» EXERCISE
Search the material below for the word "spoke". Copy every line that has it.
— Start of SUPPLIED DATA —
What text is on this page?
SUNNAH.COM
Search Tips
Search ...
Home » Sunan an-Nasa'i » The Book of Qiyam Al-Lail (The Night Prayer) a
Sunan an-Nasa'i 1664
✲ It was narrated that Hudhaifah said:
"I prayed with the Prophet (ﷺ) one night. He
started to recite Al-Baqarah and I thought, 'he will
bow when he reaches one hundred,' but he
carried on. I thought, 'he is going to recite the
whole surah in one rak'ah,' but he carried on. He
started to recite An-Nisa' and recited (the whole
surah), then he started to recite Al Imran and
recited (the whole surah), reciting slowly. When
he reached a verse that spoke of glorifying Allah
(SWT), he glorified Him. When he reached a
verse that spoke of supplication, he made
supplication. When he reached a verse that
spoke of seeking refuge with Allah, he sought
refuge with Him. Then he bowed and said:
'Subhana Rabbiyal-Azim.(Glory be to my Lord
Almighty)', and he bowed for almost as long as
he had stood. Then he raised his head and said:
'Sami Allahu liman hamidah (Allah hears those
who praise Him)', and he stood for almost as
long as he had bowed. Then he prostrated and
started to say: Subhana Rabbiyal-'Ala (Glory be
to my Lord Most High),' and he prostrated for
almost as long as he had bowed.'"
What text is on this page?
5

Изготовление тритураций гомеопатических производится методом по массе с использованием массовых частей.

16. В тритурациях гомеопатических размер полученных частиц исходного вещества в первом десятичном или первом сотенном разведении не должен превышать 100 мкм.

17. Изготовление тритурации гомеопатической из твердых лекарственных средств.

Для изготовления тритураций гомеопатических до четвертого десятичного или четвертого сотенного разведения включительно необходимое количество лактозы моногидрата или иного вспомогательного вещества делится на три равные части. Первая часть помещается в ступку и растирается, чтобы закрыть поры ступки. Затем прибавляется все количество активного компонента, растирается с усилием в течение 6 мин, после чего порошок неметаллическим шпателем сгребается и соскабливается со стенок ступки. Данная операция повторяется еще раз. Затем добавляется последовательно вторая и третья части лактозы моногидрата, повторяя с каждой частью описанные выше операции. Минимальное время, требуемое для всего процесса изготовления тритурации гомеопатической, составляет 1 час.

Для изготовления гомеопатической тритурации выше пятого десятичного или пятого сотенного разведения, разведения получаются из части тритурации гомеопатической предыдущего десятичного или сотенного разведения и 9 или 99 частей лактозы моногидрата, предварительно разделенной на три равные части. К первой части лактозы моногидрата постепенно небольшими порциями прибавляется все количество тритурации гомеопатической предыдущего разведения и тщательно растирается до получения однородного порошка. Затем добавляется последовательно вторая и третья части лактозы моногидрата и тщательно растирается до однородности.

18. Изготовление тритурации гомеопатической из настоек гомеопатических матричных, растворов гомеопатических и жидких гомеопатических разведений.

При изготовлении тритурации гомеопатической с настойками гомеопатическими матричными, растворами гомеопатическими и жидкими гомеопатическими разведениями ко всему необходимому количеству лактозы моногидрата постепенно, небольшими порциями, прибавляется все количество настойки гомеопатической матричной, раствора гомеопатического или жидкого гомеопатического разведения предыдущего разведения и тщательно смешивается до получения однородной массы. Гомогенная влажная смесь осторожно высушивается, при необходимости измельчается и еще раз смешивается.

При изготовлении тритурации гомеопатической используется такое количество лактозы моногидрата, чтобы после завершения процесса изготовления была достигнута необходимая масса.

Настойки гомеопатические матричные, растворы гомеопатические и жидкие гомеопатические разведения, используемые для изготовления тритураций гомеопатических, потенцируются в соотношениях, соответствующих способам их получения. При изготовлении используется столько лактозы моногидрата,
— End of SUPPLIED DATA —
» EXPECTED ANSWER
he reached a verse that spoke of glorifying Allah
verse that spoke of supplication, he made
spoke of seeking refuge with Allah, he sought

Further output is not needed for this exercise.